* Written request
Your task is to copy every line of the records below that contains "callout".

* Records provided
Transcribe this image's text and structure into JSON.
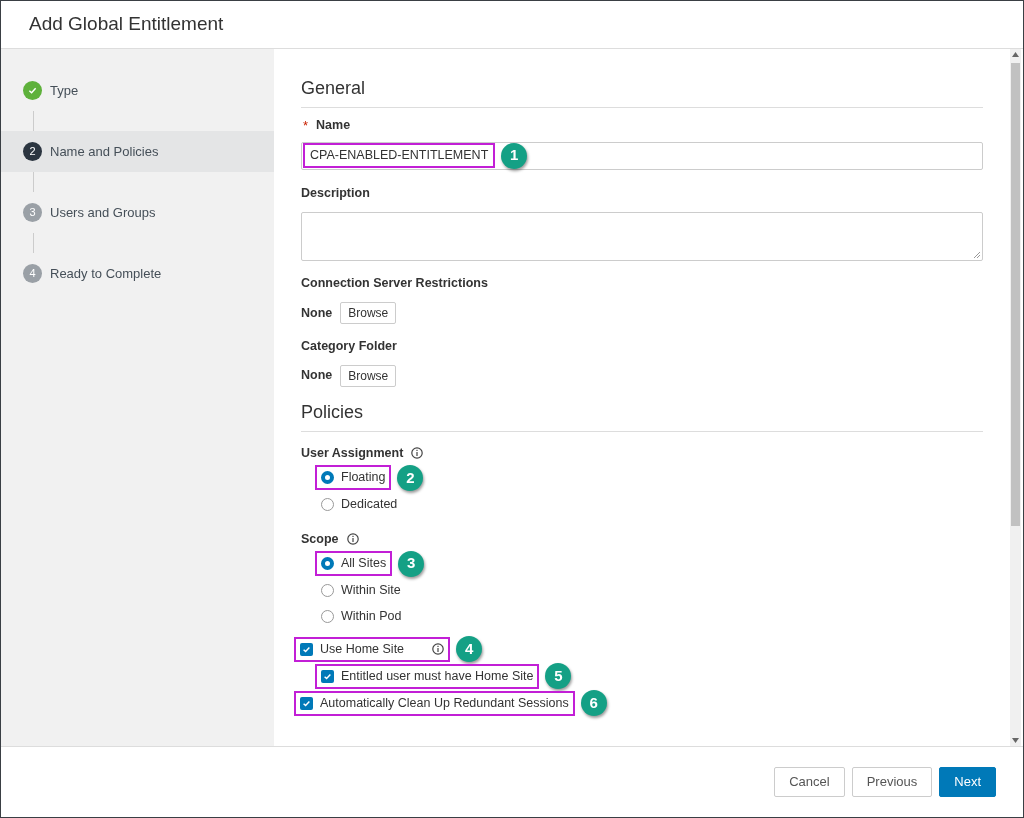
{
  "dialog": {
    "title": "Add Global Entitlement"
  },
  "steps": [
    {
      "label": "Type",
      "completed": true,
      "selected": false
    },
    {
      "number": "2",
      "label": "Name and Policies",
      "completed": false,
      "selected": true
    },
    {
      "number": "3",
      "label": "Users and Groups",
      "completed": false,
      "selected": false
    },
    {
      "number": "4",
      "label": "Ready to Complete",
      "completed": false,
      "selected": false
    }
  ],
  "general": {
    "heading": "General",
    "name": {
      "label": "Name",
      "required_mark": "*",
      "value": "CPA-ENABLED-ENTITLEMENT",
      "callout": "1"
    },
    "description": {
      "label": "Description"
    },
    "pickers": [
      {
        "label": "Connection Server Restrictions",
        "value": "None",
        "button": "Browse"
      },
      {
        "label": "Category Folder",
        "value": "None",
        "button": "Browse"
      }
    ]
  },
  "policies": {
    "heading": "Policies",
    "radio_groups": [
      {
        "label": "User Assignment",
        "info": true,
        "options": [
          {
            "label": "Floating",
            "selected": true,
            "callout": "2"
          },
          {
            "label": "Dedicated",
            "selected": false
          }
        ]
      },
      {
        "label": "Scope",
        "info": true,
        "options": [
          {
            "label": "All Sites",
            "selected": true,
            "callout": "3"
          },
          {
            "label": "Within Site",
            "selected": false
          },
          {
            "label": "Within Pod",
            "selected": false
          }
        ]
      }
    ],
    "checkboxes": [
      {
        "label": "Use Home Site",
        "checked": true,
        "info": true,
        "callout": "4",
        "children": [
          {
            "label": "Entitled user must have Home Site",
            "checked": true,
            "callout": "5"
          }
        ]
      },
      {
        "label": "Automatically Clean Up Redundant Sessions",
        "checked": true,
        "callout": "6"
      }
    ]
  },
  "footer": {
    "buttons": [
      {
        "label": "Cancel",
        "kind": "secondary"
      },
      {
        "label": "Previous",
        "kind": "secondary"
      },
      {
        "label": "Next",
        "kind": "primary"
      }
    ]
  }
}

* Response to this task
      "callout": "1"
            "callout": "2"
            "callout": "3"
        "callout": "4",
            "callout": "5"
        "callout": "6"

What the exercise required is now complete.